_Exercise goal:_ Which lines hold the word "rozhodně"? Copy each of them.

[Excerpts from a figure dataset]
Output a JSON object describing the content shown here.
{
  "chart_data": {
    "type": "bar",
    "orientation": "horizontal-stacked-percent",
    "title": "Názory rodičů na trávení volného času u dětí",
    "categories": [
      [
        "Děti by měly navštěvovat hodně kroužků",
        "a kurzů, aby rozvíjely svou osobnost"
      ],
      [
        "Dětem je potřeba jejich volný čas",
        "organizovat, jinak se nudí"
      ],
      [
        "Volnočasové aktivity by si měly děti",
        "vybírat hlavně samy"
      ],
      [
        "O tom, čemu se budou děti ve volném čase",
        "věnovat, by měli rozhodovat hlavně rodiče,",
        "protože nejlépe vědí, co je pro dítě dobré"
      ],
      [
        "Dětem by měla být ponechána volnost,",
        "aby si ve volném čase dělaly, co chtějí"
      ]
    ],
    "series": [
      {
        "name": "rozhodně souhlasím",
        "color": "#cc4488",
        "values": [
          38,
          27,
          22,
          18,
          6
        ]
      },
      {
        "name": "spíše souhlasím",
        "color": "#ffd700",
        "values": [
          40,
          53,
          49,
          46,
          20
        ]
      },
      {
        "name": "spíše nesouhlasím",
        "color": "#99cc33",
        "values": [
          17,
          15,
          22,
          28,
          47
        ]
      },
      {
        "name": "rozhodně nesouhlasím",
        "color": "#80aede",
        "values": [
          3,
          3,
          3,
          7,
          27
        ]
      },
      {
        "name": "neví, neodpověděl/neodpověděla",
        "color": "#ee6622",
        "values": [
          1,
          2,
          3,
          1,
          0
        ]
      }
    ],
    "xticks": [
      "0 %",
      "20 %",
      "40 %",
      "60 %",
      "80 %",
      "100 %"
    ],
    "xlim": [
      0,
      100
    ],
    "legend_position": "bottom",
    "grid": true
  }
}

_Task result:_
        "name": "rozhodně souhlasím",
        "name": "rozhodně nesouhlasím",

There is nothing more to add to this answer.